• [RECORDS]
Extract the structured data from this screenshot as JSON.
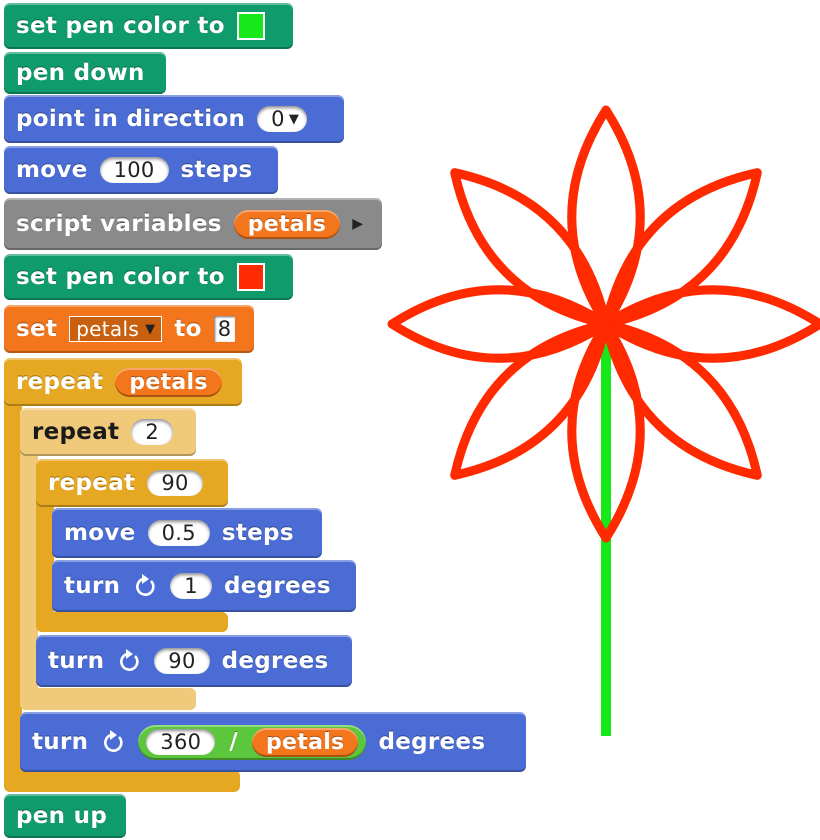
{
  "blocks": {
    "set_pen_color_1": {
      "label": "set pen color to",
      "color": "#16e81a"
    },
    "pen_down": {
      "label": "pen down"
    },
    "point_direction": {
      "label": "point in direction",
      "value": "0"
    },
    "move_steps": {
      "label": "move",
      "value": "100",
      "suffix": "steps"
    },
    "script_variables": {
      "label": "script variables",
      "var": "petals"
    },
    "set_pen_color_2": {
      "label": "set pen color to",
      "color": "#ff2a00"
    },
    "set_var": {
      "label": "set",
      "var": "petals",
      "to": "to",
      "value": "8"
    },
    "repeat_outer": {
      "label": "repeat",
      "var": "petals"
    },
    "repeat_mid": {
      "label": "repeat",
      "value": "2"
    },
    "repeat_inner": {
      "label": "repeat",
      "value": "90"
    },
    "move_small": {
      "label": "move",
      "value": "0.5",
      "suffix": "steps"
    },
    "turn_1": {
      "label": "turn",
      "value": "1",
      "suffix": "degrees"
    },
    "turn_90": {
      "label": "turn",
      "value": "90",
      "suffix": "degrees"
    },
    "turn_div": {
      "label": "turn",
      "numerator": "360",
      "op": "/",
      "var": "petals",
      "suffix": "degrees"
    },
    "pen_up": {
      "label": "pen up"
    }
  },
  "drawing": {
    "petal_color": "#ff2a00",
    "stem_color": "#16e81a",
    "petals": 8
  }
}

• [SET TASK] Repeat all the data as it stands, dropping any images it holds.

• [RESULT]
Extract the structured data from this screenshot as JSON.
{
  "blocks": {
    "set_pen_color_1": {
      "label": "set pen color to",
      "color": "#16e81a"
    },
    "pen_down": {
      "label": "pen down"
    },
    "point_direction": {
      "label": "point in direction",
      "value": "0"
    },
    "move_steps": {
      "label": "move",
      "value": "100",
      "suffix": "steps"
    },
    "script_variables": {
      "label": "script variables",
      "var": "petals"
    },
    "set_pen_color_2": {
      "label": "set pen color to",
      "color": "#ff2a00"
    },
    "set_var": {
      "label": "set",
      "var": "petals",
      "to": "to",
      "value": "8"
    },
    "repeat_outer": {
      "label": "repeat",
      "var": "petals"
    },
    "repeat_mid": {
      "label": "repeat",
      "value": "2"
    },
    "repeat_inner": {
      "label": "repeat",
      "value": "90"
    },
    "move_small": {
      "label": "move",
      "value": "0.5",
      "suffix": "steps"
    },
    "turn_1": {
      "label": "turn",
      "value": "1",
      "suffix": "degrees"
    },
    "turn_90": {
      "label": "turn",
      "value": "90",
      "suffix": "degrees"
    },
    "turn_div": {
      "label": "turn",
      "numerator": "360",
      "op": "/",
      "var": "petals",
      "suffix": "degrees"
    },
    "pen_up": {
      "label": "pen up"
    }
  },
  "drawing": {
    "petal_color": "#ff2a00",
    "stem_color": "#16e81a",
    "petals": 8
  }
}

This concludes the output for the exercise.